- Vorliegender Textauszug
# # # # #
61 Prozent der Verbraucherinnen und Verbraucher in Deutschland würden ihre bestehende Heizung am liebsten durch eine Wärmepumpe in Kombination mit einer Photovoltaik-Anlage ersetzen. Annähernd drei Viertel (74 Prozent) vertrauen bei der Beratung zu dem Thema dem lokalen Fachhandwerk. Das sind Ergebnisse aus der Umfrage „Energie-Trendmonitor Deutschland 2025“, für die ein Marktforschungsinstitut im Auftrag von Stiebel Eltron im Dezember 2024 bevölkerungsrepräsentativ 1.000 Bürgerinnen und Bürger zu verschiedenen Themen rund um die Energiewende befragt hat.
# # # # #
Daten zur Erkennung der Dokumentstruktur

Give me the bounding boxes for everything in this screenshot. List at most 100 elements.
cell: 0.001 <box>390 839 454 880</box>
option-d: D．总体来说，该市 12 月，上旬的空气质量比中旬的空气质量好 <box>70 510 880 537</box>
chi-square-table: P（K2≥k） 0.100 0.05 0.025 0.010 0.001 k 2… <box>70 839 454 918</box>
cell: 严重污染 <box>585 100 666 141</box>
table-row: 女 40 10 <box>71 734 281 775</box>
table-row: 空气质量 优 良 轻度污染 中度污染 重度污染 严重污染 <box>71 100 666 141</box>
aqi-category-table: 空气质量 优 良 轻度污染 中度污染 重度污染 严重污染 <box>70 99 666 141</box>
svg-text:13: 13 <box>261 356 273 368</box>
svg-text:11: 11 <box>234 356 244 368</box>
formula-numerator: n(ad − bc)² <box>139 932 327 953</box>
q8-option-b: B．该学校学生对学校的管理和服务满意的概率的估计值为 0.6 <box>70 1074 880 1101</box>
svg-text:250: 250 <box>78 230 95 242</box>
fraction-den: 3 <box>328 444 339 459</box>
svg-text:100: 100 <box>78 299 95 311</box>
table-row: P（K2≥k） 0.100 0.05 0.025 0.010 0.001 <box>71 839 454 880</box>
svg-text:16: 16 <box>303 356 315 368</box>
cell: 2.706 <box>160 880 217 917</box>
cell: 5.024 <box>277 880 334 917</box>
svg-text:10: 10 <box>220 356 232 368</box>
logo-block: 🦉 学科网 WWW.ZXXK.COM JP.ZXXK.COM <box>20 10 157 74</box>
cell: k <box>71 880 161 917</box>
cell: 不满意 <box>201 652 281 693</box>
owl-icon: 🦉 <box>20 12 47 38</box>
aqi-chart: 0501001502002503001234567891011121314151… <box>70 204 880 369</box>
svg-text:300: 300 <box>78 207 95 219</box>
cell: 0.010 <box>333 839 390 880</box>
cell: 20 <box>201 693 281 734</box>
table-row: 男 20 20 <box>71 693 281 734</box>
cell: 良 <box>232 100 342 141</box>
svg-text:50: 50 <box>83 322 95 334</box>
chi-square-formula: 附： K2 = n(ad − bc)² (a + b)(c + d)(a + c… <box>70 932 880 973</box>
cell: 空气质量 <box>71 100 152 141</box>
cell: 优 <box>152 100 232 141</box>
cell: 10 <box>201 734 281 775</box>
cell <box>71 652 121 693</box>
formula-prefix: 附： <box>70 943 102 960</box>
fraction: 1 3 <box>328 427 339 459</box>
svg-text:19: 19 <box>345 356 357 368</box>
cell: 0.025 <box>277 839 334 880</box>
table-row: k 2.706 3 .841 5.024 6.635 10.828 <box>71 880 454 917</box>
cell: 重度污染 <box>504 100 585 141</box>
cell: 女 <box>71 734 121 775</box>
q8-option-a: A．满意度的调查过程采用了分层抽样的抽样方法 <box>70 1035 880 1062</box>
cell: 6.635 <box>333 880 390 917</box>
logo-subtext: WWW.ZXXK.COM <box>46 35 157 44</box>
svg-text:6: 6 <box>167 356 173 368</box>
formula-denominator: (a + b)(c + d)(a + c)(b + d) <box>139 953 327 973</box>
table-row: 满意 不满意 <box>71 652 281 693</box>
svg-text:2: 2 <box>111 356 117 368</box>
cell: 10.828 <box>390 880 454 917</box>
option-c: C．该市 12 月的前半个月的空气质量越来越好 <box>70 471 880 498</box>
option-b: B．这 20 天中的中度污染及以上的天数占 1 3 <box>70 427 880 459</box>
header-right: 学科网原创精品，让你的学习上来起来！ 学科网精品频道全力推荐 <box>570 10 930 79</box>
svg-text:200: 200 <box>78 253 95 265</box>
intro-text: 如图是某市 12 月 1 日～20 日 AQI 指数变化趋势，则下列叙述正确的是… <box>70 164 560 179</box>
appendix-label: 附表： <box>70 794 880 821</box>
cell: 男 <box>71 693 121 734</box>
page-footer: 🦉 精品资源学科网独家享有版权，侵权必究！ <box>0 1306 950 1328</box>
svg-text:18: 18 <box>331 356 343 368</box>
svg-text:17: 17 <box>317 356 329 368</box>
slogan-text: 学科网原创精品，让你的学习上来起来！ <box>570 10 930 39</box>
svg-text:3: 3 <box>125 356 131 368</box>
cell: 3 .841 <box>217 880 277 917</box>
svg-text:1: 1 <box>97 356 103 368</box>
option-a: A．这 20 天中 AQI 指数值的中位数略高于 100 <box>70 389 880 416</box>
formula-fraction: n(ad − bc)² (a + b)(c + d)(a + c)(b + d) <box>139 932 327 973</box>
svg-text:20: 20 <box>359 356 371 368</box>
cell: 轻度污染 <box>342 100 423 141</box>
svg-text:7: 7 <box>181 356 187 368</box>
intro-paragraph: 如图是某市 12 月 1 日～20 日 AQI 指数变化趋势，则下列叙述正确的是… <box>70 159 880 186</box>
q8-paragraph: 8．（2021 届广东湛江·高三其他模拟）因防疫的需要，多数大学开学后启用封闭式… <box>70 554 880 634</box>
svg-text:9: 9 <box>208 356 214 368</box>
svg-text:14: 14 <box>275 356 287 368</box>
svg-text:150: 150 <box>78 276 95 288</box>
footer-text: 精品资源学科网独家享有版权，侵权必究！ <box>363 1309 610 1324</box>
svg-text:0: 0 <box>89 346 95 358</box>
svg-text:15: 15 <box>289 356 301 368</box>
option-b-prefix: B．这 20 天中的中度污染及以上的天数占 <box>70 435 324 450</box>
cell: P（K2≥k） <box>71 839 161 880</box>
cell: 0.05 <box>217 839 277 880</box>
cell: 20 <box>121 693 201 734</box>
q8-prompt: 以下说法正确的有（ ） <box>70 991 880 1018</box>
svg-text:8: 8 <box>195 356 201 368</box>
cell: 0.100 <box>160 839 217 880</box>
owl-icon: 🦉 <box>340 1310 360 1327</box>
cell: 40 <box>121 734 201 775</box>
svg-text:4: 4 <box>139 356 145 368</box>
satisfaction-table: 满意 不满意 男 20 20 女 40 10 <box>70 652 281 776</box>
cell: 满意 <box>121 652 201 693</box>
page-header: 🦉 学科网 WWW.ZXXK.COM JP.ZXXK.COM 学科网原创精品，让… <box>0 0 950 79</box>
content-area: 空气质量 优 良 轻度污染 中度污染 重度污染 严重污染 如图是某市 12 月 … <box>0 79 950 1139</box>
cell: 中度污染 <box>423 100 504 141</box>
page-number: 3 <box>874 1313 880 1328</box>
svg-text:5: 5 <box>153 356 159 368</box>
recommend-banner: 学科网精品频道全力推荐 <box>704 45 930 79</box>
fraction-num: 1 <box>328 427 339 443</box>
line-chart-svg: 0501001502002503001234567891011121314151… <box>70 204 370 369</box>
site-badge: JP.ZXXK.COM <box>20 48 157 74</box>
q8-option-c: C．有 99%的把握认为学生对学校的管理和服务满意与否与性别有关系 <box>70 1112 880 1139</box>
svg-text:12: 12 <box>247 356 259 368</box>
# # # # #
- Aufgabenstellung
[1] Beantworten Sie anhand des Textauszugs die folgenden Fragen:
(a) Wie viel Prozent der Befragten würden ihre bestehende Heizung am liebsten durch eine Wärmepumpe in Kombination mit einer Photovoltaik-Anlage ersetzen?
(b) Wem vertrauen 74 Prozent bei der Beratung zu diesem Thema?
(c) In welchem Monat und Jahr wurde die Befragung durchgeführt?
[2] Entnehmen Sie dem Textauszug wortgetreu den Abschnitt von „61 Prozent der“ bis einschließlich „Energiewende befragt hat.“.

- Lösungen
[1]
(a) 61 Prozent
(b) Dem lokalen Fachhandwerk
(c) Im Dezember 2024

[2]
61 Prozent der Verbraucherinnen und Verbraucher in Deutschland würden ihre bestehende Heizung am liebsten durch eine Wärmepumpe in Kombination mit einer Photovoltaik-Anlage ersetzen. Annähernd drei Viertel (74 Prozent) vertrauen bei der Beratung zu dem Thema dem lokalen Fachhandwerk. Das sind Ergebnisse aus der Umfrage „Energie-Trendmonitor Deutschland 2025“, für die ein Marktforschungsinstitut im Auftrag von Stiebel Eltron im Dezember 2024 bevölkerungsrepräsentativ 1.000 Bürgerinnen und Bürger zu verschiedenen Themen rund um die Energiewende befragt hat.